A binary logistic regression analysis was also conducted by regressing the Weighted Jaccard index for criteria and the Jaccard index for shared studies on a binary rating outcome variable (0 = substantial disagreement, 1 = substantial agreement). Partial disagreement was not used as an outcome category in the regression as no data was collected on studies shared in partial disagreement cases per study protocol. The results of the binary logistic regression indicated that these variables, when taken as a whole, were not significant predictors of agreement on intervention ratings as defined in the present analysis (Cox & Snell R Square = .01, Nagelkerke R Square = .014, df 8, P > .05).

Discussion

Approximately 46% of paired ratings resulted in a substantial agreement on the intervention ratings, while the number of substantial disagreements was low (6%). If partial disagreements are considered, then 33% of paired ratings resulted in some type of disagreement. However, the situation where one EBPR gives a Category 1 rating and another gives a Category 2 rating (partial disagreement) is a special case that requires interpretation on the part of the decision maker. One could view this situation as a disagreement in intervention ratings, since the second EBPR is clearly saying that the intervention is not a Category 1 intervention. However, this situation could also be interpreted as meaning that the intervention is recognized by each EBPR as having some degree of evidentiary support. This speaks to the issue of granularity. The more rating categories each EBPR has, the more potential there is for some discrepancies in ratings that require additional interpretation by decision makers.

There was a statistically significant negative correlation between the number of shared Cochrane ROB criteria and the probability of substantial agreement. This means that as the percent of shared Cochrane ROB criteria between EBPRs increases the similarity of their ratings of the same intervention decreases. One would expect the opposite. It would be reasonable to assume that as agreement in the rating criteria increases, so should the likelihood that 2 raters would agree, because they would be essentially using the same rating scale. It is possible that this negative correlation could be associated with which criteria the 2 EBPRs in a pair shared. For example, sharing the requirement for using an RCT may lead both EBPRs to rate the intervention into a specific category (such as Category 1) more frequently than if both EBPRs shared a requirement for adequate blinding of participants. This would increase the likelihood that the 2 EBPRs would agree.

It is also possible that as the complexity of the rating paradigms used by each EBPR increases, the likelihood of either EBPR placing an intervention in Category 1 would decrease because it would be harder for an intervention to be classified into Category 1 by either EBPR. Thus, the cumulative impact of the use of a larger number of rating criteria by either EBPR would decrease the likelihood of agreement between the 2 EBPRs by chance alone. Finally, evaluation is a human process, so even seemingly objective criteria can be applied subjectively. Under this idea of human subjectivity, it would seem that the more criteria used by 2 raters, the more chance there is for disagreement based on a fine point of contention.

★ ★ ★ ★ ★ ★ ★

* _Aim_
Condense the paragraph in the rating-agreement text that begins "It is also possible that as the complexity" into a short bulleted list that keeps its main points. The material comes from a separate source, unrelated to the text above.

* _Material provided_
★ ★ ★ ★ ★ ★ ★

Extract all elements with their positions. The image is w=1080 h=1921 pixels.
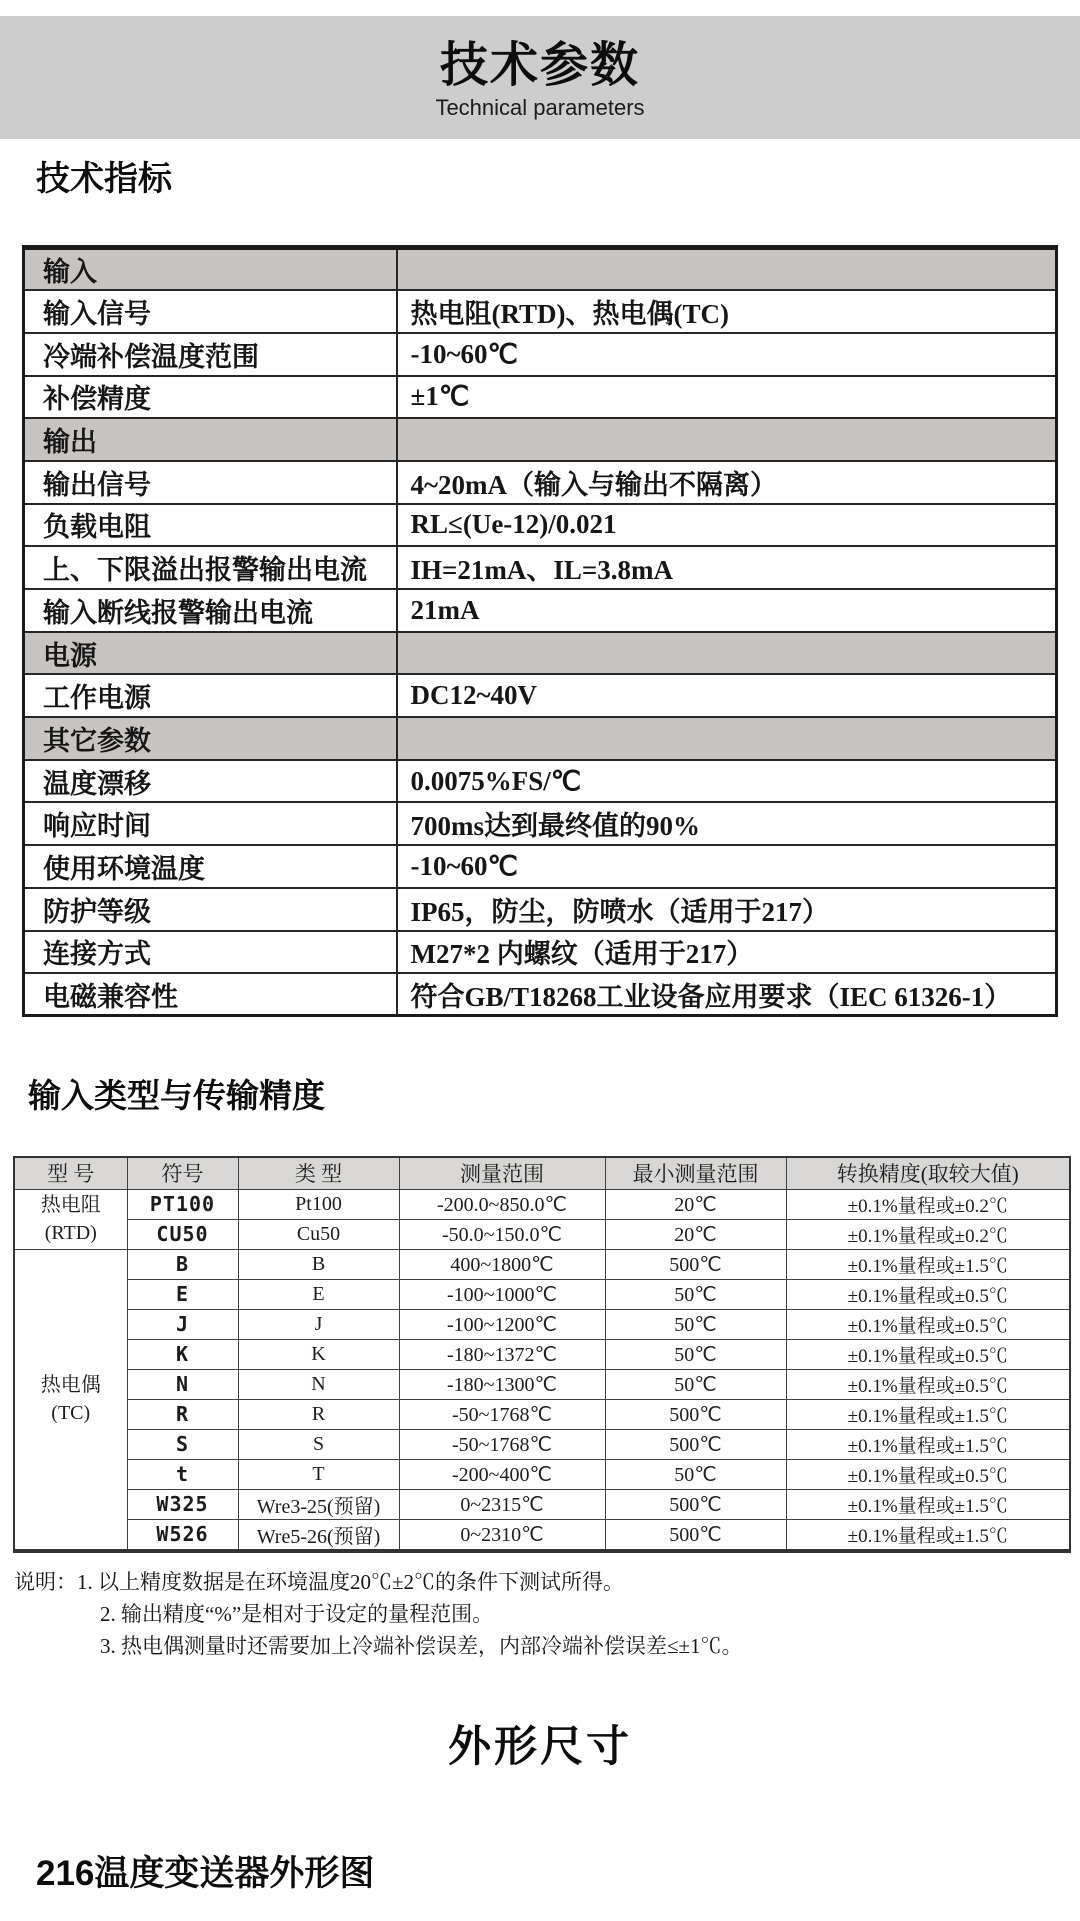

★ ★ ★ ★ ★ ★ ★

* _Expected answer_
- As each EBPR's rating paradigm grows more complex, it becomes harder for either one to place an intervention in Category 1.
- So when either EBPR uses more rating criteria, the cumulative effect lowers the chance that the two agree by chance alone.
- Evaluation is a human process, so even seemingly objective criteria can be applied subjectively.
- The more criteria two raters use, the more chance there is for disagreement over a fine point of contention.